* **WORK REQUIRED**:
Write out the entries below once more, exactly.

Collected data

(begin)

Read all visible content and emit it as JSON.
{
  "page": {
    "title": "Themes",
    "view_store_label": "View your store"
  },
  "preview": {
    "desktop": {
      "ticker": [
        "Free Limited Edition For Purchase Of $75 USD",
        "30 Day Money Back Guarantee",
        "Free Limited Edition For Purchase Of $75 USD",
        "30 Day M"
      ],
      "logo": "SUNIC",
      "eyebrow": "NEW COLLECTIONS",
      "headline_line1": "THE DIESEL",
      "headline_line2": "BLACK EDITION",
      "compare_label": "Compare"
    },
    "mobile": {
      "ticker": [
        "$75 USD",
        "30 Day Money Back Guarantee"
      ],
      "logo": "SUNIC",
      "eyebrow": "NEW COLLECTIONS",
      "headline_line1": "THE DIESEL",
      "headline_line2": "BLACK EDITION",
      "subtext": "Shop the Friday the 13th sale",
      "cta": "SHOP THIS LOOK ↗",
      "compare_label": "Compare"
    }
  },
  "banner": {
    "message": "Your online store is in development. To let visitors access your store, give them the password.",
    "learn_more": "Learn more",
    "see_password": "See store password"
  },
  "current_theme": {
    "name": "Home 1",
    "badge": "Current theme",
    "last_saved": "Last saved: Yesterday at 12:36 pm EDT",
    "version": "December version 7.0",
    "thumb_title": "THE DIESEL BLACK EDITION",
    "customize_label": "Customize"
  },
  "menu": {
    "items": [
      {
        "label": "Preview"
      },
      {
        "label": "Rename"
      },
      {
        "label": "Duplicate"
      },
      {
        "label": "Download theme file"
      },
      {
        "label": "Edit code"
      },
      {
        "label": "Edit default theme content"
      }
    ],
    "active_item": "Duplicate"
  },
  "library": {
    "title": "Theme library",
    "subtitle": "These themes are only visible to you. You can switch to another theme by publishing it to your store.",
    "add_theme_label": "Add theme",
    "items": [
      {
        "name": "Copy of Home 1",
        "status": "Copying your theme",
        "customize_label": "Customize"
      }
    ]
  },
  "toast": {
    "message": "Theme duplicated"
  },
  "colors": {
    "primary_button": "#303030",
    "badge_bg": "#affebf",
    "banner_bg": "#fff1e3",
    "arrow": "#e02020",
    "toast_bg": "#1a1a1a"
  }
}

(end)

* **EXERCISE SOLUTION**:
Read all visible content and emit it as JSON.
{
  "page": {
    "title": "Themes",
    "view_store_label": "View your store"
  },
  "preview": {
    "desktop": {
      "ticker": [
        "Free Limited Edition For Purchase Of $75 USD",
        "30 Day Money Back Guarantee",
        "Free Limited Edition For Purchase Of $75 USD",
        "30 Day M"
      ],
      "logo": "SUNIC",
      "eyebrow": "NEW COLLECTIONS",
      "headline_line1": "THE DIESEL",
      "headline_line2": "BLACK EDITION",
      "compare_label": "Compare"
    },
    "mobile": {
      "ticker": [
        "$75 USD",
        "30 Day Money Back Guarantee"
      ],
      "logo": "SUNIC",
      "eyebrow": "NEW COLLECTIONS",
      "headline_line1": "THE DIESEL",
      "headline_line2": "BLACK EDITION",
      "subtext": "Shop the Friday the 13th sale",
      "cta": "SHOP THIS LOOK ↗",
      "compare_label": "Compare"
    }
  },
  "banner": {
    "message": "Your online store is in development. To let visitors access your store, give them the password.",
    "learn_more": "Learn more",
    "see_password": "See store password"
  },
  "current_theme": {
    "name": "Home 1",
    "badge": "Current theme",
    "last_saved": "Last saved: Yesterday at 12:36 pm EDT",
    "version": "December version 7.0",
    "thumb_title": "THE DIESEL BLACK EDITION",
    "customize_label": "Customize"
  },
  "menu": {
    "items": [
      {
        "label": "Preview"
      },
      {
        "label": "Rename"
      },
      {
        "label": "Duplicate"
      },
      {
        "label": "Download theme file"
      },
      {
        "label": "Edit code"
      },
      {
        "label": "Edit default theme content"
      }
    ],
    "active_item": "Duplicate"
  },
  "library": {
    "title": "Theme library",
    "subtitle": "These themes are only visible to you. You can switch to another theme by publishing it to your store.",
    "add_theme_label": "Add theme",
    "items": [
      {
        "name": "Copy of Home 1",
        "status": "Copying your theme",
        "customize_label": "Customize"
      }
    ]
  },
  "toast": {
    "message": "Theme duplicated"
  },
  "colors": {
    "primary_button": "#303030",
    "badge_bg": "#affebf",
    "banner_bg": "#fff1e3",
    "arrow": "#e02020",
    "toast_bg": "#1a1a1a"
  }
}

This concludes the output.